# Short problem:
Copy out all the lines exactly. Omit pictures.

# Dataset rows:
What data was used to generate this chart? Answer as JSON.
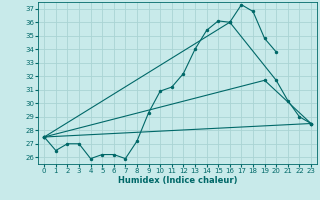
{
  "xlabel": "Humidex (Indice chaleur)",
  "bg_color": "#c8eaea",
  "grid_color": "#aad4d4",
  "line_color": "#006868",
  "xlim": [
    -0.5,
    23.5
  ],
  "ylim": [
    25.5,
    37.5
  ],
  "yticks": [
    26,
    27,
    28,
    29,
    30,
    31,
    32,
    33,
    34,
    35,
    36,
    37
  ],
  "xticks": [
    0,
    1,
    2,
    3,
    4,
    5,
    6,
    7,
    8,
    9,
    10,
    11,
    12,
    13,
    14,
    15,
    16,
    17,
    18,
    19,
    20,
    21,
    22,
    23
  ],
  "line1_x": [
    0,
    1,
    2,
    3,
    4,
    5,
    6,
    7,
    8,
    9,
    10,
    11,
    12,
    13,
    14,
    15,
    16,
    17,
    18,
    19,
    20
  ],
  "line1_y": [
    27.5,
    26.5,
    27.0,
    27.0,
    25.9,
    26.2,
    26.2,
    25.9,
    27.2,
    29.3,
    30.9,
    31.2,
    32.2,
    34.0,
    35.4,
    36.1,
    36.0,
    37.3,
    36.8,
    34.8,
    33.8
  ],
  "line2_x": [
    0,
    16,
    20,
    21,
    22,
    23
  ],
  "line2_y": [
    27.5,
    36.0,
    31.7,
    30.2,
    29.0,
    28.5
  ],
  "line3_x": [
    0,
    19,
    23
  ],
  "line3_y": [
    27.5,
    31.7,
    28.5
  ],
  "line4_x": [
    0,
    23
  ],
  "line4_y": [
    27.5,
    28.5
  ]
}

# Result of the task:
What data was used to generate this chart? Answer as JSON.
{
  "xlabel": "Humidex (Indice chaleur)",
  "bg_color": "#c8eaea",
  "grid_color": "#aad4d4",
  "line_color": "#006868",
  "xlim": [
    -0.5,
    23.5
  ],
  "ylim": [
    25.5,
    37.5
  ],
  "yticks": [
    26,
    27,
    28,
    29,
    30,
    31,
    32,
    33,
    34,
    35,
    36,
    37
  ],
  "xticks": [
    0,
    1,
    2,
    3,
    4,
    5,
    6,
    7,
    8,
    9,
    10,
    11,
    12,
    13,
    14,
    15,
    16,
    17,
    18,
    19,
    20,
    21,
    22,
    23
  ],
  "line1_x": [
    0,
    1,
    2,
    3,
    4,
    5,
    6,
    7,
    8,
    9,
    10,
    11,
    12,
    13,
    14,
    15,
    16,
    17,
    18,
    19,
    20
  ],
  "line1_y": [
    27.5,
    26.5,
    27.0,
    27.0,
    25.9,
    26.2,
    26.2,
    25.9,
    27.2,
    29.3,
    30.9,
    31.2,
    32.2,
    34.0,
    35.4,
    36.1,
    36.0,
    37.3,
    36.8,
    34.8,
    33.8
  ],
  "line2_x": [
    0,
    16,
    20,
    21,
    22,
    23
  ],
  "line2_y": [
    27.5,
    36.0,
    31.7,
    30.2,
    29.0,
    28.5
  ],
  "line3_x": [
    0,
    19,
    23
  ],
  "line3_y": [
    27.5,
    31.7,
    28.5
  ],
  "line4_x": [
    0,
    23
  ],
  "line4_y": [
    27.5,
    28.5
  ]
}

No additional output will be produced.